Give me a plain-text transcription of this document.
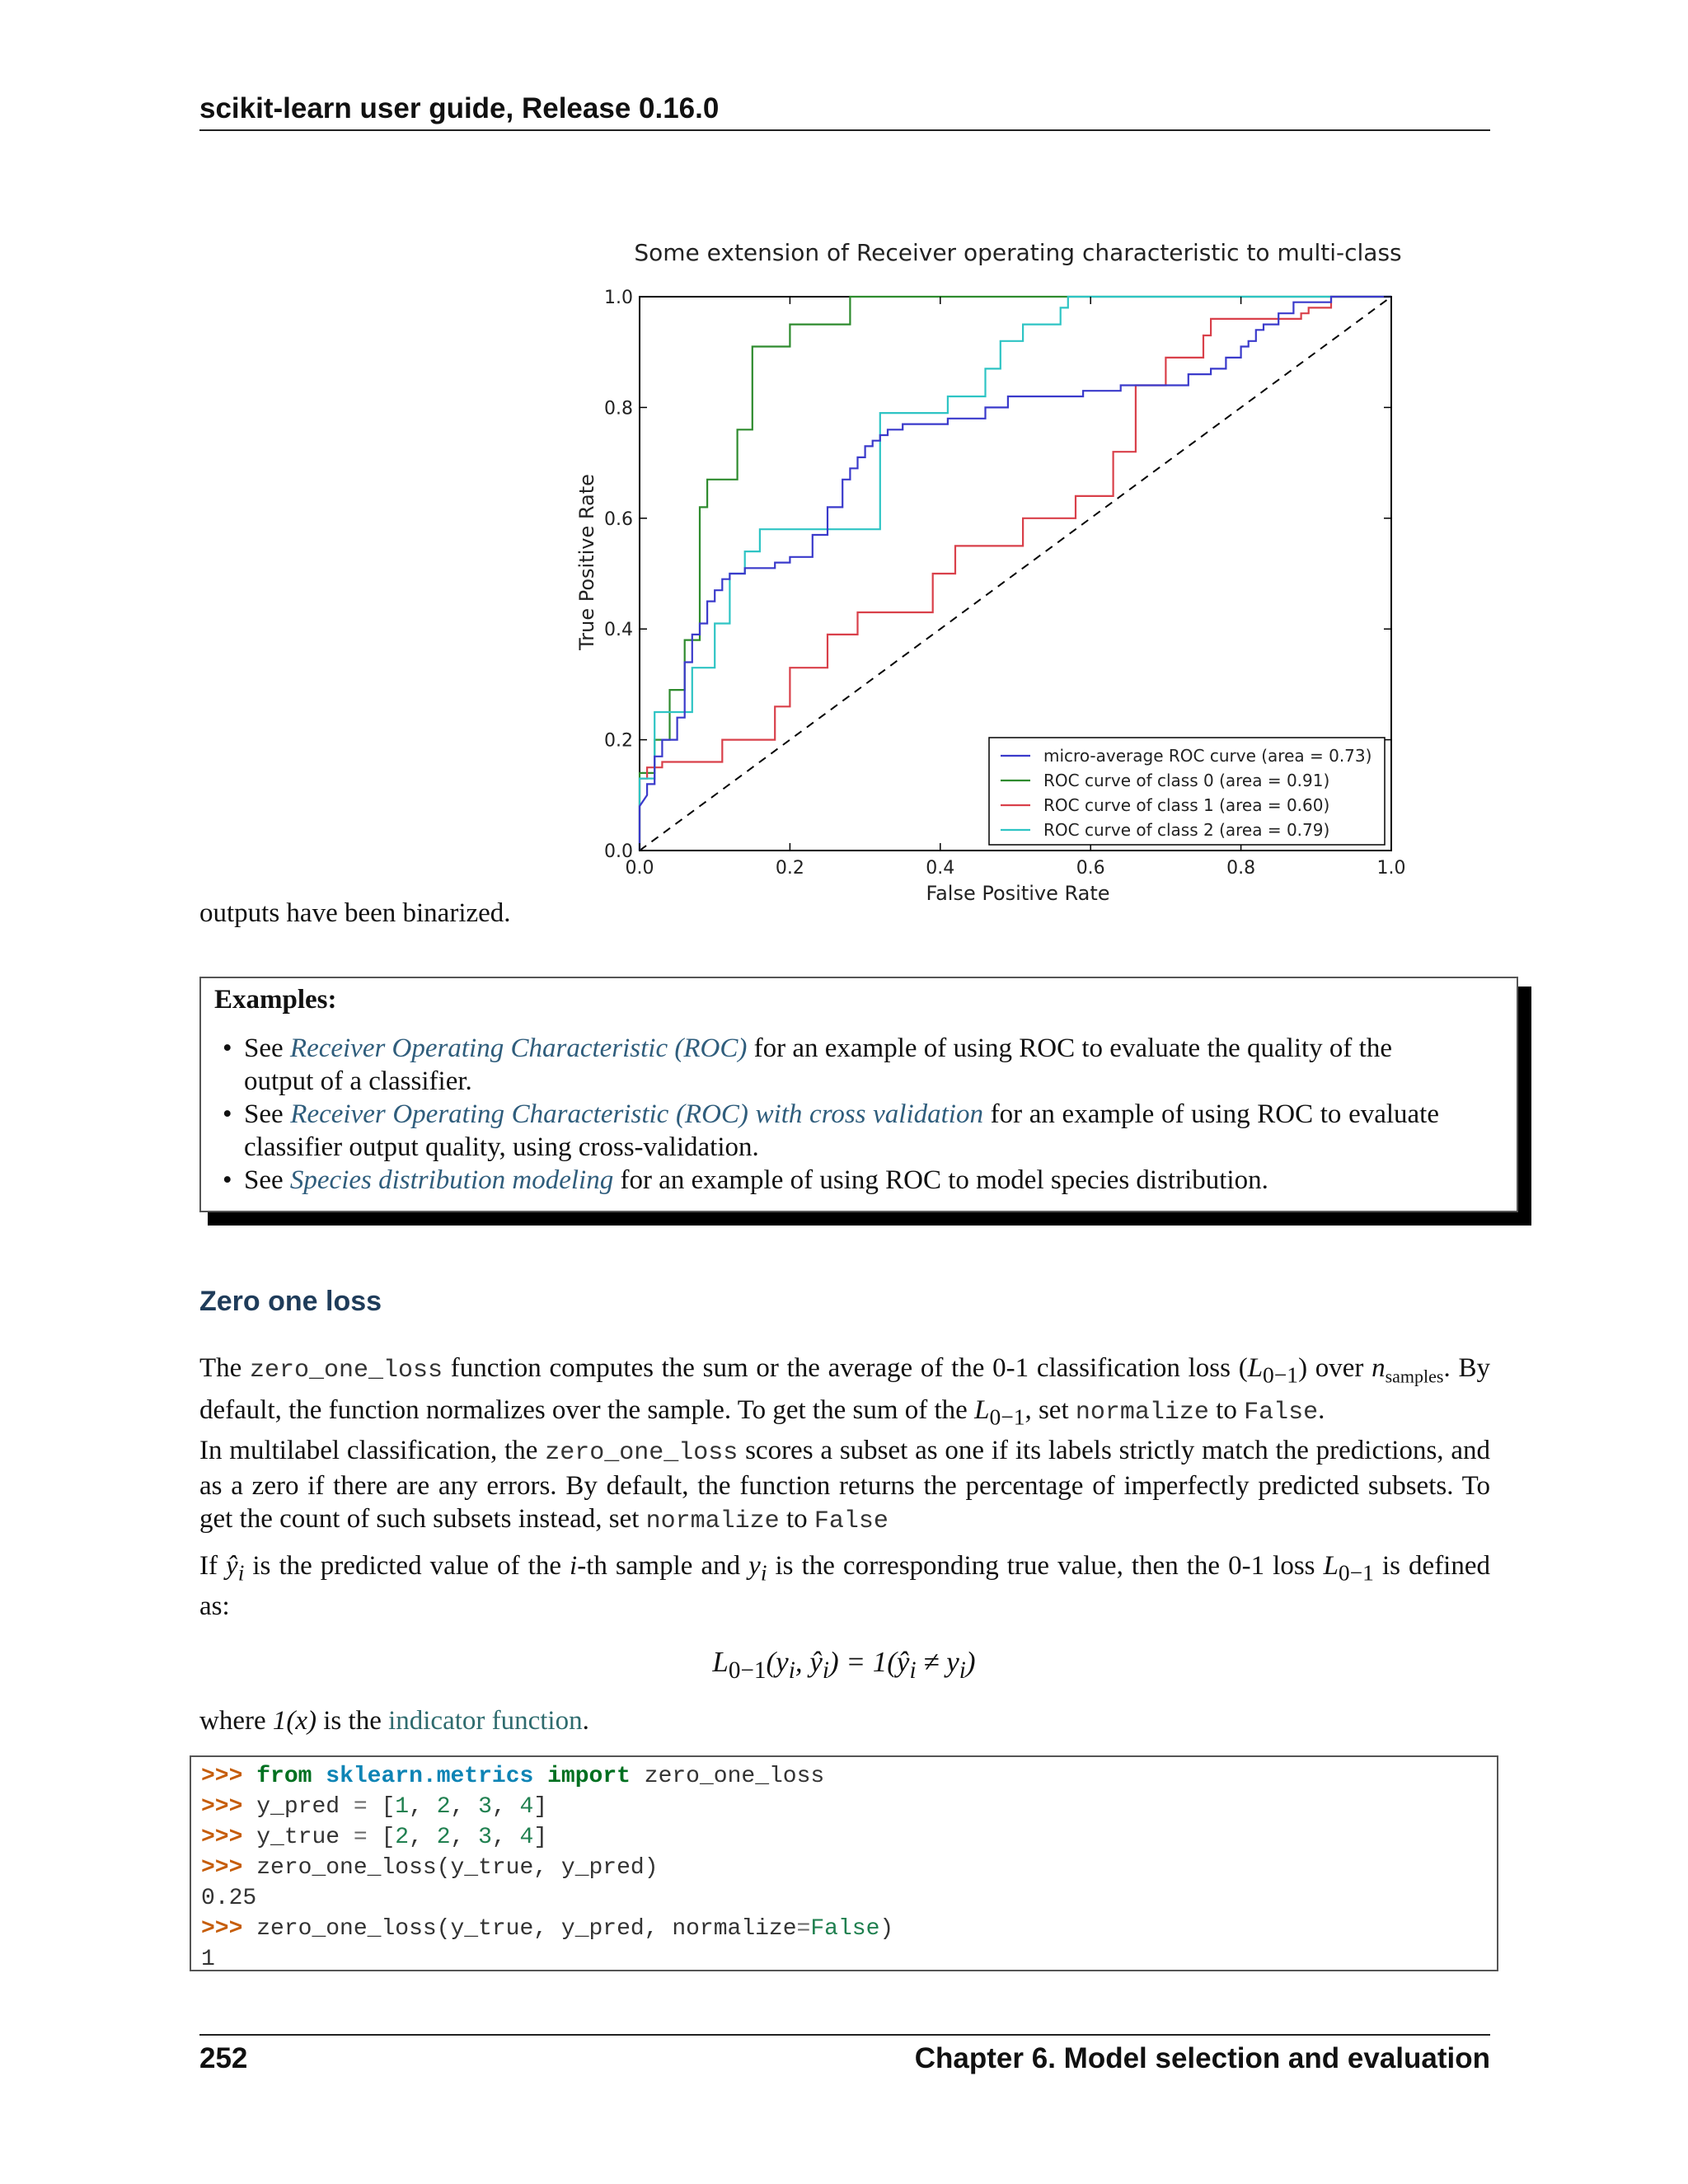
scikit-learn user guide, Release 0.16.0
Some extension of Receiver operating characteristic to multi-class
0.0	0.2	0.4	0.6	0.8	1.0
0.0
0.2
0.4
0.6
0.8
1.0
False Positive Rate
True Positive Rate
micro-average ROC curve (area = 0.73)
ROC curve of class 0 (area = 0.91)
ROC curve of class 1 (area = 0.60)
ROC curve of class 2 (area = 0.79)
outputs have been binarized.
Examples:
• See Receiver Operating Characteristic (ROC) for an example of using ROC to evaluate the quality of the output of a classifier.
• See Receiver Operating Characteristic (ROC) with cross validation for an example of using ROC to evaluate classifier output quality, using cross-validation.
• See Species distribution modeling for an example of using ROC to model species distribution.
Zero one loss
The zero_one_loss function computes the sum or the average of the 0-1 classification loss $(L_{0-1})$ over $n_{samples}$. By default, the function normalizes over the sample. To get the sum of the $L_{0-1}$, set normalize to False.
In multilabel classification, the zero_one_loss scores a subset as one if its labels strictly match the predictions, and as a zero if there are any errors. By default, the function returns the percentage of imperfectly predicted subsets. To get the count of such subsets instead, set normalize to False
If $ŷ_i$ is the predicted value of the i-th sample and $y_i$ is the corresponding true value, then the 0-1 loss $L_{0-1}$ is defined as:
$L_{0-1}(y_i$, $ŷ_i$) = $1(ŷ_i \ne y_i)$
where 1(x) is the indicator function.
>>> from sklearn.metrics import zero_one_loss
>>> y_pred = [1, 2, 3, 4]
>>> y_true = [2, 2, 3, 4]
>>> zero_one_loss(y_true, y_pred)
0.25
>>> zero_one_loss(y_true, y_pred, normalize=False)
1
252	Chapter 6. Model selection and evaluation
-----
All records above are to be printed exactly, minus the pictures they contain.

### Answer to the exercise
Give me a plain-text transcription of this document.
scikit-learn user guide, Release 0.16.0
Some extension of Receiver operating characteristic to multi-class
0.0	0.2	0.4	0.6	0.8	1.0
0.0
0.2
0.4
0.6
0.8
1.0
False Positive Rate
True Positive Rate
micro-average ROC curve (area = 0.73)
ROC curve of class 0 (area = 0.91)
ROC curve of class 1 (area = 0.60)
ROC curve of class 2 (area = 0.79)
outputs have been binarized.
Examples:
• See Receiver Operating Characteristic (ROC) for an example of using ROC to evaluate the quality of the output of a classifier.
• See Receiver Operating Characteristic (ROC) with cross validation for an example of using ROC to evaluate classifier output quality, using cross-validation.
• See Species distribution modeling for an example of using ROC to model species distribution.
Zero one loss
The zero_one_loss function computes the sum or the average of the 0-1 classification loss $(L_{0-1})$ over $n_{samples}$. By default, the function normalizes over the sample. To get the sum of the $L_{0-1}$, set normalize to False.
In multilabel classification, the zero_one_loss scores a subset as one if its labels strictly match the predictions, and as a zero if there are any errors. By default, the function returns the percentage of imperfectly predicted subsets. To get the count of such subsets instead, set normalize to False
If $ŷ_i$ is the predicted value of the i-th sample and $y_i$ is the corresponding true value, then the 0-1 loss $L_{0-1}$ is defined as:
$L_{0-1}(y_i$, $ŷ_i$) = $1(ŷ_i \ne y_i)$
where 1(x) is the indicator function.
>>> from sklearn.metrics import zero_one_loss
>>> y_pred = [1, 2, 3, 4]
>>> y_true = [2, 2, 3, 4]
>>> zero_one_loss(y_true, y_pred)
0.25
>>> zero_one_loss(y_true, y_pred, normalize=False)
1
252	Chapter 6. Model selection and evaluation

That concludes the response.